### DIRECTIVE
Transcribe the records that follow exactly. Skip the pictures.

Dataset records on visual material
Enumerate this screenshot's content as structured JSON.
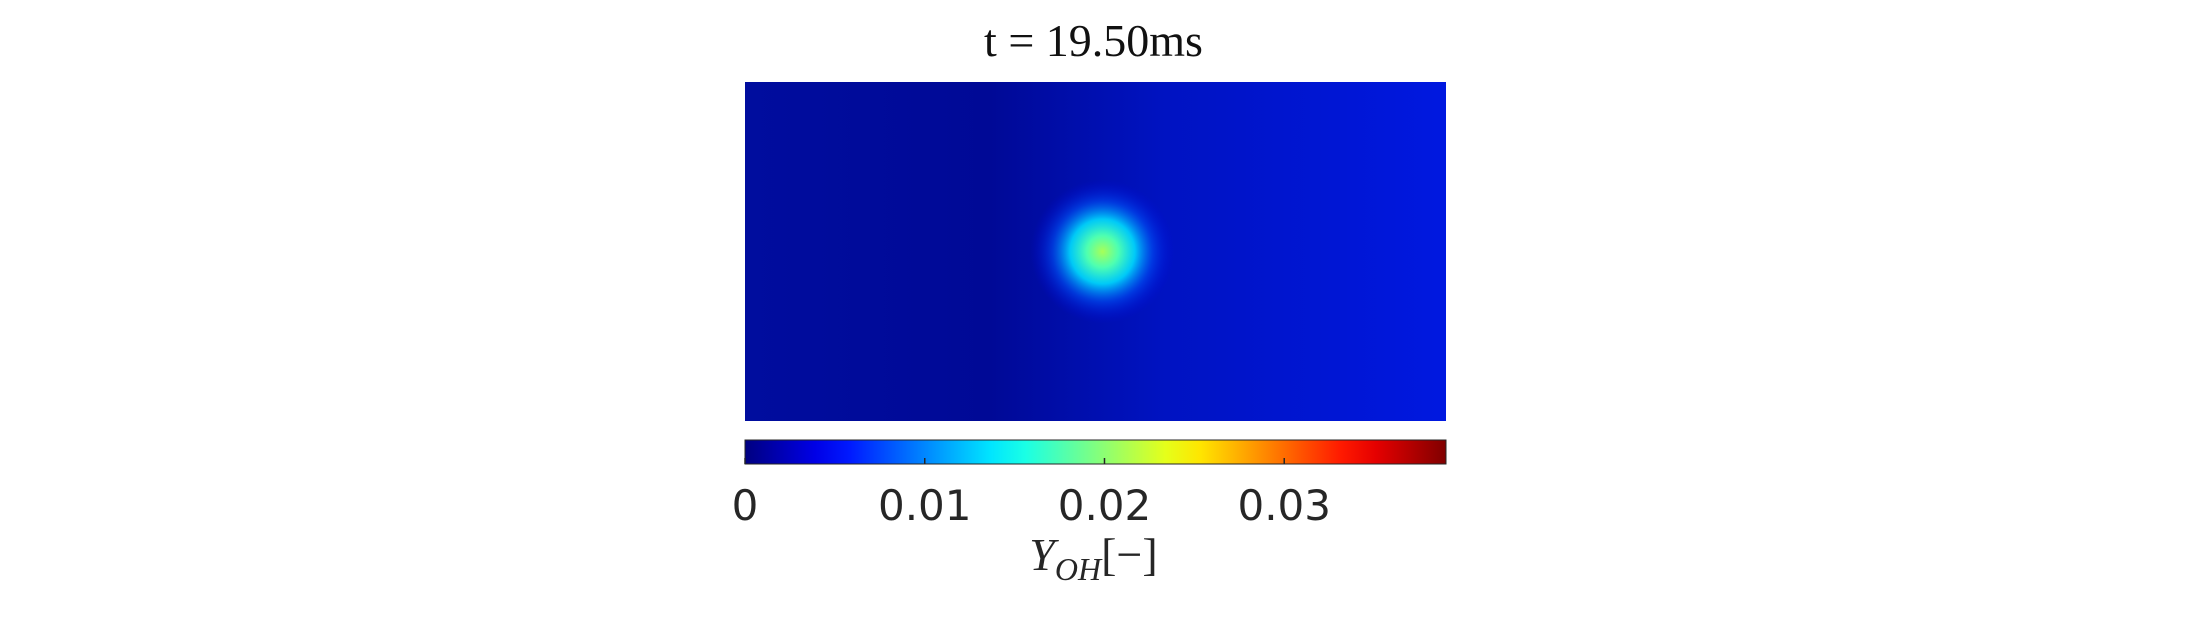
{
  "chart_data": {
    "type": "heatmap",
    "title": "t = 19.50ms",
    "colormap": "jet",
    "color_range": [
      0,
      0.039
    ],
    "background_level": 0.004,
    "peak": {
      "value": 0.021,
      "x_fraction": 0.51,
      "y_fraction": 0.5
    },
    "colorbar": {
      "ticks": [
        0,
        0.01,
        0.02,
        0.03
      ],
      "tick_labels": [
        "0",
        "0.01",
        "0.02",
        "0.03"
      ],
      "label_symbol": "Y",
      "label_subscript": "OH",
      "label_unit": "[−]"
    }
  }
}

### ANSWER TO THIS TASK
Enumerate this screenshot's content as structured JSON.
{
  "chart_data": {
    "type": "heatmap",
    "title": "t = 19.50ms",
    "colormap": "jet",
    "color_range": [
      0,
      0.039
    ],
    "background_level": 0.004,
    "peak": {
      "value": 0.021,
      "x_fraction": 0.51,
      "y_fraction": 0.5
    },
    "colorbar": {
      "ticks": [
        0,
        0.01,
        0.02,
        0.03
      ],
      "tick_labels": [
        "0",
        "0.01",
        "0.02",
        "0.03"
      ],
      "label_symbol": "Y",
      "label_subscript": "OH",
      "label_unit": "[−]"
    }
  }
}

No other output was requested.